→ The records:
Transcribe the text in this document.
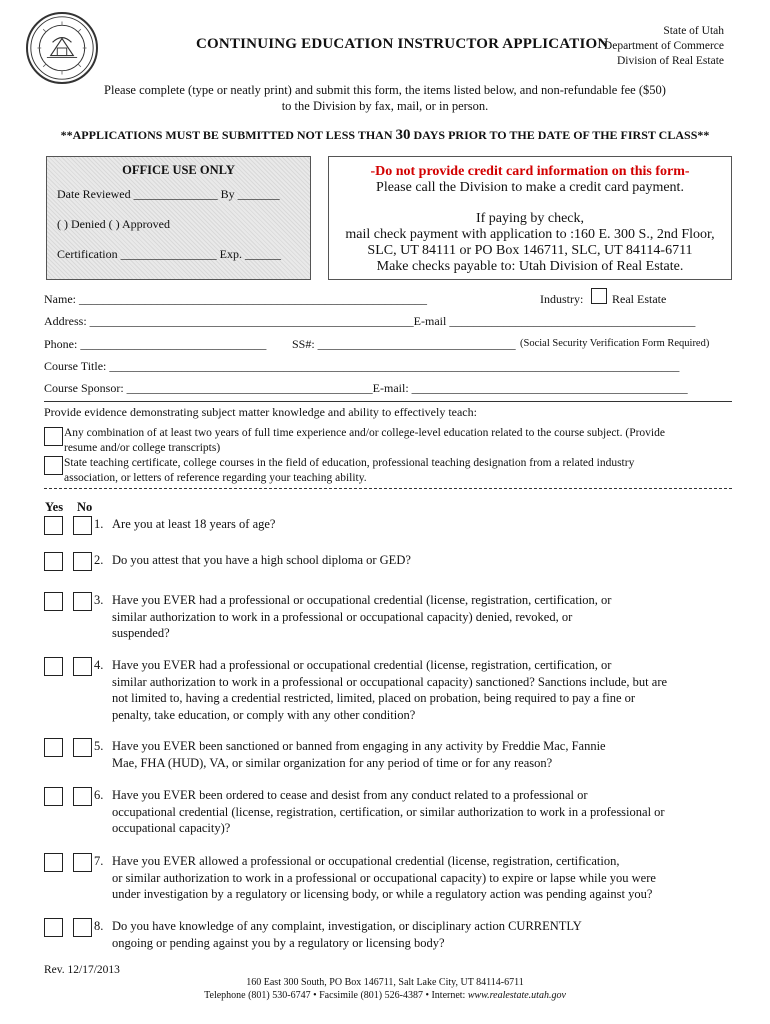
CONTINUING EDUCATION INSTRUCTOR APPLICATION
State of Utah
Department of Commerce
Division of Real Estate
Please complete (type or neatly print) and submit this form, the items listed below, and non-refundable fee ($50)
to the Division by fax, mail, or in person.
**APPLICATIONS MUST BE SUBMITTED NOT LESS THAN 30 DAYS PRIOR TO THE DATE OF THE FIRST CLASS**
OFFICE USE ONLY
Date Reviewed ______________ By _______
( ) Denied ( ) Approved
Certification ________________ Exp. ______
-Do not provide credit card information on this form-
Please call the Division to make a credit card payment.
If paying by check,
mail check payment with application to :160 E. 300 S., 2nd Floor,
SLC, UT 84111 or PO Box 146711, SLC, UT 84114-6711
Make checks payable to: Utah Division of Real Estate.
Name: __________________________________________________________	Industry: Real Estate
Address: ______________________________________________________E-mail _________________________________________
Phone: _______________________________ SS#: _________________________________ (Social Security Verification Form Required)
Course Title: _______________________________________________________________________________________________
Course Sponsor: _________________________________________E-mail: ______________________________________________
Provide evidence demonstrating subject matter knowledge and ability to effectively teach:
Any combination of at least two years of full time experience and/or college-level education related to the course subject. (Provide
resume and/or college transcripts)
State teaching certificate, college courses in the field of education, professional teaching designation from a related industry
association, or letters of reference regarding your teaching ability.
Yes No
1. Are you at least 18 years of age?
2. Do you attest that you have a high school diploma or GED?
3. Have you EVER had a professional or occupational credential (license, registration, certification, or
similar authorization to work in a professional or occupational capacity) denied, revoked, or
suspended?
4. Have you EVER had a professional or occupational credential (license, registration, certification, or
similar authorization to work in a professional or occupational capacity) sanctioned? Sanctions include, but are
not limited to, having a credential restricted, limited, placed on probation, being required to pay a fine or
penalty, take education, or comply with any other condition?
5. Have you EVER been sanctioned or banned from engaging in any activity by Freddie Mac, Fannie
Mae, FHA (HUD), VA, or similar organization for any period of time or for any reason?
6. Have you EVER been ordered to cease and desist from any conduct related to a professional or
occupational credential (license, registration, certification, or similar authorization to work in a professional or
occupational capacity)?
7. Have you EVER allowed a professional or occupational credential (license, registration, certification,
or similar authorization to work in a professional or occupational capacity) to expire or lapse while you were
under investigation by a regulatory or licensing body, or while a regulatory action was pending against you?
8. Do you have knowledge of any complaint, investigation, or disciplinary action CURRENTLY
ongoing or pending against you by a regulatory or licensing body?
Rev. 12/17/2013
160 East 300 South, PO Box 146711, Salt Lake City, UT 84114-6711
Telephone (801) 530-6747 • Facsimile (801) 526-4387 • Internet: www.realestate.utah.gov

→ Exercise objective: Transcribe the whole listing exactly. Pictures are excluded.

→ Task solution:
Transcribe the text in this document.
CONTINUING EDUCATION INSTRUCTOR APPLICATION
State of Utah
Department of Commerce
Division of Real Estate
Please complete (type or neatly print) and submit this form, the items listed below, and non-refundable fee ($50)
to the Division by fax, mail, or in person.
**APPLICATIONS MUST BE SUBMITTED NOT LESS THAN 30 DAYS PRIOR TO THE DATE OF THE FIRST CLASS**
OFFICE USE ONLY
Date Reviewed ______________ By _______
( ) Denied ( ) Approved
Certification ________________ Exp. ______
-Do not provide credit card information on this form-
Please call the Division to make a credit card payment.
If paying by check,
mail check payment with application to :160 E. 300 S., 2nd Floor,
SLC, UT 84111 or PO Box 146711, SLC, UT 84114-6711
Make checks payable to: Utah Division of Real Estate.
Name: __________________________________________________________	Industry: Real Estate
Address: ______________________________________________________E-mail _________________________________________
Phone: _______________________________ SS#: _________________________________ (Social Security Verification Form Required)
Course Title: _______________________________________________________________________________________________
Course Sponsor: _________________________________________E-mail: ______________________________________________
Provide evidence demonstrating subject matter knowledge and ability to effectively teach:
Any combination of at least two years of full time experience and/or college-level education related to the course subject. (Provide
resume and/or college transcripts)
State teaching certificate, college courses in the field of education, professional teaching designation from a related industry
association, or letters of reference regarding your teaching ability.
Yes No
1. Are you at least 18 years of age?
2. Do you attest that you have a high school diploma or GED?
3. Have you EVER had a professional or occupational credential (license, registration, certification, or
similar authorization to work in a professional or occupational capacity) denied, revoked, or
suspended?
4. Have you EVER had a professional or occupational credential (license, registration, certification, or
similar authorization to work in a professional or occupational capacity) sanctioned? Sanctions include, but are
not limited to, having a credential restricted, limited, placed on probation, being required to pay a fine or
penalty, take education, or comply with any other condition?
5. Have you EVER been sanctioned or banned from engaging in any activity by Freddie Mac, Fannie
Mae, FHA (HUD), VA, or similar organization for any period of time or for any reason?
6. Have you EVER been ordered to cease and desist from any conduct related to a professional or
occupational credential (license, registration, certification, or similar authorization to work in a professional or
occupational capacity)?
7. Have you EVER allowed a professional or occupational credential (license, registration, certification,
or similar authorization to work in a professional or occupational capacity) to expire or lapse while you were
under investigation by a regulatory or licensing body, or while a regulatory action was pending against you?
8. Do you have knowledge of any complaint, investigation, or disciplinary action CURRENTLY
ongoing or pending against you by a regulatory or licensing body?
Rev. 12/17/2013
160 East 300 South, PO Box 146711, Salt Lake City, UT 84114-6711
Telephone (801) 530-6747 • Facsimile (801) 526-4387 • Internet: www.realestate.utah.gov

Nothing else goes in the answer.